_Aim of the exercise_
For the entries that follow, tally the lines holding the string "solid". Give the total and nothing else.

_Input records_
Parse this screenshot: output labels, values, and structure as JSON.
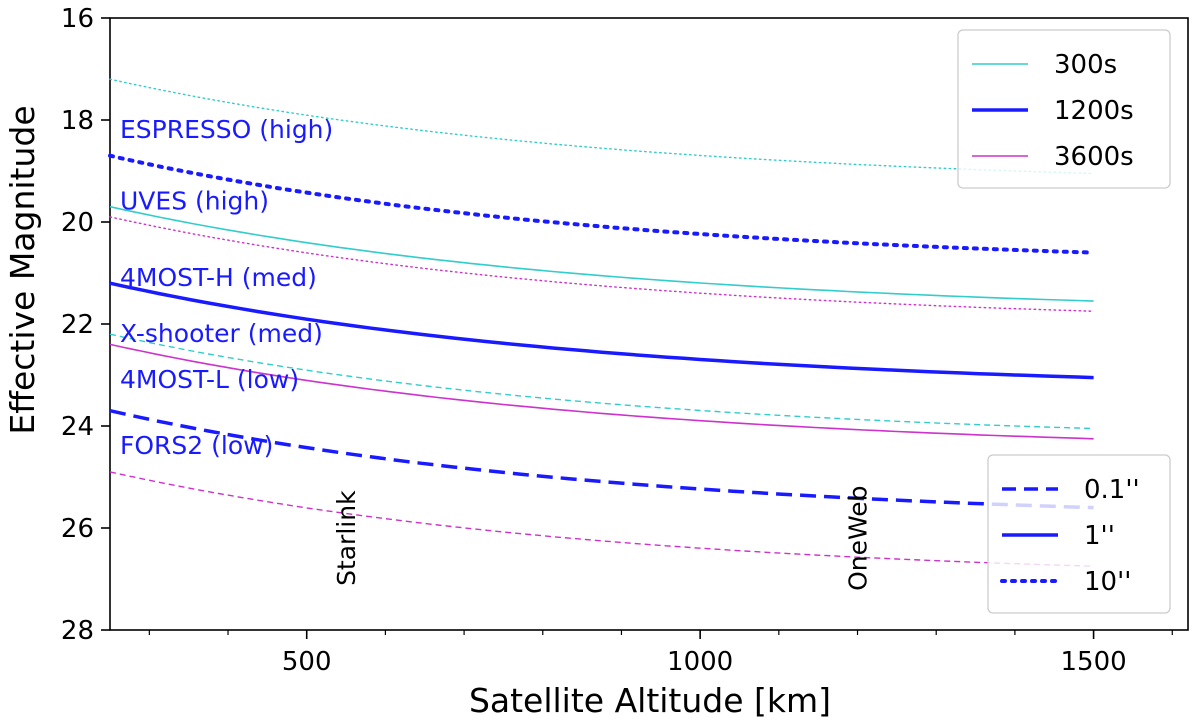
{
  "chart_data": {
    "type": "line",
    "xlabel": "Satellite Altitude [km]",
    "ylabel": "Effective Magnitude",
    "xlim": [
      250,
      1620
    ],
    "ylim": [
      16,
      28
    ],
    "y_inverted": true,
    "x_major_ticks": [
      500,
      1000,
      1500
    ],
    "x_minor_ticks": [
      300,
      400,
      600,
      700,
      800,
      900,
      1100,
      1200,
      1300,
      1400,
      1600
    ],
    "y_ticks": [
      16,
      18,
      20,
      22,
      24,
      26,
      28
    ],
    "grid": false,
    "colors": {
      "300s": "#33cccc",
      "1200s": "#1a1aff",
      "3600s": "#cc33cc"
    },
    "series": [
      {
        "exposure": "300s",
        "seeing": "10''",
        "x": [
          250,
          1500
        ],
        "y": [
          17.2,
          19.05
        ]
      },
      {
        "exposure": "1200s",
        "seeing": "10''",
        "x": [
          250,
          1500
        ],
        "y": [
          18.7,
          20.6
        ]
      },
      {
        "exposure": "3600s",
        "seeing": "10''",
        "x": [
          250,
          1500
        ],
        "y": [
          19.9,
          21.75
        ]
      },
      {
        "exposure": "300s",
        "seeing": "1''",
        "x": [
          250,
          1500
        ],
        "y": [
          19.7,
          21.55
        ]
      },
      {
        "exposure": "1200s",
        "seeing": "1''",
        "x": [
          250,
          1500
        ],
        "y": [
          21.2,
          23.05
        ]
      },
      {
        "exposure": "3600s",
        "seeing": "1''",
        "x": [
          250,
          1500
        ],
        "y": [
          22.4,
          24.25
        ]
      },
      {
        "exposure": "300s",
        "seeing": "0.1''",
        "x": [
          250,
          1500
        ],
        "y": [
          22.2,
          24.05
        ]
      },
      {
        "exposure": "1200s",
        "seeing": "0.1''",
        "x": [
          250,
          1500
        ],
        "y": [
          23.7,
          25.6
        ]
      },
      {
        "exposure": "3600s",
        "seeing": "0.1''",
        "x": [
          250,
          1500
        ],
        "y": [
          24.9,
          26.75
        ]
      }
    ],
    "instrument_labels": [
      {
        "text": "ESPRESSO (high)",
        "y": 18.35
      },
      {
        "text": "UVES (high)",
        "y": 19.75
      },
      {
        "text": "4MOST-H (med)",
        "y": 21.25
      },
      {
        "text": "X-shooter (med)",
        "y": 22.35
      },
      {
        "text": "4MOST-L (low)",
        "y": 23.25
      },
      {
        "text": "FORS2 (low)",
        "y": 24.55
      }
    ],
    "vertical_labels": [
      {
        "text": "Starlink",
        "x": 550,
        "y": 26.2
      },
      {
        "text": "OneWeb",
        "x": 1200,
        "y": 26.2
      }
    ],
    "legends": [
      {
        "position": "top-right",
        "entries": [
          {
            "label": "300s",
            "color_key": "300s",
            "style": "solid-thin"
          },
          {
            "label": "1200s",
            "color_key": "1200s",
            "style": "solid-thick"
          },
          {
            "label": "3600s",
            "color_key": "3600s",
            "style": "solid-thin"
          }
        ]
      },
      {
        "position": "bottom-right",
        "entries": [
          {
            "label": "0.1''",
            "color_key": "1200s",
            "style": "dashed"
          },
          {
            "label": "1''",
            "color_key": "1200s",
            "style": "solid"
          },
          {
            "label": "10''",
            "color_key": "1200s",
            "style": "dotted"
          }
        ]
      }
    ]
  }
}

_Answer in full_
4